What needs to be done |
Scan the lines below for the word "ПОРТАЛ". Copy each line you find it in.

Records for the exercise |
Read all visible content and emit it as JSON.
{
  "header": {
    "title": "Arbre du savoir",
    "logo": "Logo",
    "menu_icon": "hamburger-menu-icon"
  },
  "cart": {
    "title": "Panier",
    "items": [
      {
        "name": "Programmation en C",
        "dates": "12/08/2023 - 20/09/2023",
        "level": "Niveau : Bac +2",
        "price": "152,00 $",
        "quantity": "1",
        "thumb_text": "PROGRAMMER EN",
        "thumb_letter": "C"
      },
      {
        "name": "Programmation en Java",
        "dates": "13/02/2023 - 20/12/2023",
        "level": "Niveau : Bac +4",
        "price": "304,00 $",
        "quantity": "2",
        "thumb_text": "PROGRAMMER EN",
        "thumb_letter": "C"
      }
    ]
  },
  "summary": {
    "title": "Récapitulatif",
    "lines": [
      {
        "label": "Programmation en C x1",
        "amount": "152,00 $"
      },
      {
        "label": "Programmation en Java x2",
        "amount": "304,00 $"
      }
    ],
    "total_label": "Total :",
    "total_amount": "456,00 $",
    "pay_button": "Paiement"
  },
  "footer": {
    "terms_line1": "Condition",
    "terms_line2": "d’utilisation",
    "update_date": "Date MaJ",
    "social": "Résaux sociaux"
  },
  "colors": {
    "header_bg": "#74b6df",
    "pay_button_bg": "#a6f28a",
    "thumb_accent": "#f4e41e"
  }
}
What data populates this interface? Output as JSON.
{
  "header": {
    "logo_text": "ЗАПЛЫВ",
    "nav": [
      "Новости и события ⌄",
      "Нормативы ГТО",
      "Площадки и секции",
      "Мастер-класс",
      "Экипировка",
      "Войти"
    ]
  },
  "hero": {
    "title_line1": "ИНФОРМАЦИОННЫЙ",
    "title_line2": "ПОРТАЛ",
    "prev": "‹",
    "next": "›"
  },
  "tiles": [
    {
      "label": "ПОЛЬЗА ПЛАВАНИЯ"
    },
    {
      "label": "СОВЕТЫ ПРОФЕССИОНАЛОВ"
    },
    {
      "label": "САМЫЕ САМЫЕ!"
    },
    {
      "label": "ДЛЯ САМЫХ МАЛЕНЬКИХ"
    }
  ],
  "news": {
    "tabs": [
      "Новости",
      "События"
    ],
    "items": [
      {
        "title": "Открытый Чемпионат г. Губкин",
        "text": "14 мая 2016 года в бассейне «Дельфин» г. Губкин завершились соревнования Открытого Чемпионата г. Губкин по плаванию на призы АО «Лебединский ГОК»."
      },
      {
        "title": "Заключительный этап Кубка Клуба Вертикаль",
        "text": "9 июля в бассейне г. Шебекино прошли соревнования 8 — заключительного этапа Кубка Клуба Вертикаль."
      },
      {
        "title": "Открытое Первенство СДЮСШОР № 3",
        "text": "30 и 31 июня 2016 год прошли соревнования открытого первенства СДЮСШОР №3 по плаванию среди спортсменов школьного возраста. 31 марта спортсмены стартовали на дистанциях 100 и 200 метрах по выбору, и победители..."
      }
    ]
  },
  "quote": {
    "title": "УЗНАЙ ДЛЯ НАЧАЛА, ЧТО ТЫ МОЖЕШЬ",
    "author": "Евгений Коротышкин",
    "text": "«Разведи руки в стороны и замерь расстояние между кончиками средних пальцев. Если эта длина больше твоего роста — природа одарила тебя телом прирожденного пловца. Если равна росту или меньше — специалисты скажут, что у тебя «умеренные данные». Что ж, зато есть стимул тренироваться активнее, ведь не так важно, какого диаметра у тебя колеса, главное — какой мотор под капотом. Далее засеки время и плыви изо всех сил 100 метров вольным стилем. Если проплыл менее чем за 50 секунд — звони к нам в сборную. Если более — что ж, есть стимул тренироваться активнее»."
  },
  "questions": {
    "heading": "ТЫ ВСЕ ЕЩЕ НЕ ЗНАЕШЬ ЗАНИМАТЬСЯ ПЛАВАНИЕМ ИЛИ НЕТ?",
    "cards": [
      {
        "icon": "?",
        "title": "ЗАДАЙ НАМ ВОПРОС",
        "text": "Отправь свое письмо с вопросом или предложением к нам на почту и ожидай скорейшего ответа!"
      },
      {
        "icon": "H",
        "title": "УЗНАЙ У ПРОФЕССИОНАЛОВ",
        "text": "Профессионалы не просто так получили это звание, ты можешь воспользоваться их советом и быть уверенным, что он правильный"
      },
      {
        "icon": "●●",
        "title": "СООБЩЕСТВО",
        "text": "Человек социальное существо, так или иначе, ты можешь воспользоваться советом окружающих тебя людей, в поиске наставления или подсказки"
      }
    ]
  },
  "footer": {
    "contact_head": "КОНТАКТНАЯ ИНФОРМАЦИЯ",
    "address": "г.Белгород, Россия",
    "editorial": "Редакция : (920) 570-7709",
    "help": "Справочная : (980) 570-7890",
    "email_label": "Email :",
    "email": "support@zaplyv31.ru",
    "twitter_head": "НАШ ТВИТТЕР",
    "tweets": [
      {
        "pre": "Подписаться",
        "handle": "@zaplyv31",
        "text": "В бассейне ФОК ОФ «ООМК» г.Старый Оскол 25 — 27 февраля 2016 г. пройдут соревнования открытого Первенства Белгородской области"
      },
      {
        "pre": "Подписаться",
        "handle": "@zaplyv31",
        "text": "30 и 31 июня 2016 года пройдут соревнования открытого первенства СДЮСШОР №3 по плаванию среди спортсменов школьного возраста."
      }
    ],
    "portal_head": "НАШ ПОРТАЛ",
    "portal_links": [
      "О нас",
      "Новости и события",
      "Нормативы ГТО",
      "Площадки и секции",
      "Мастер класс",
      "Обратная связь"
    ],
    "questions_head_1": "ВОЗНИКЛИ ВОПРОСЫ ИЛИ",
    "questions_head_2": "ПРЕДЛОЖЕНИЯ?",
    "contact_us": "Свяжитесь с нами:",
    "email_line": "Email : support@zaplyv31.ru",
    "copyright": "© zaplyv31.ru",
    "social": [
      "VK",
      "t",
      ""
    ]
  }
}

Correct result |
    "title_line2": "ПОРТАЛ",
    "portal_head": "НАШ ПОРТАЛ",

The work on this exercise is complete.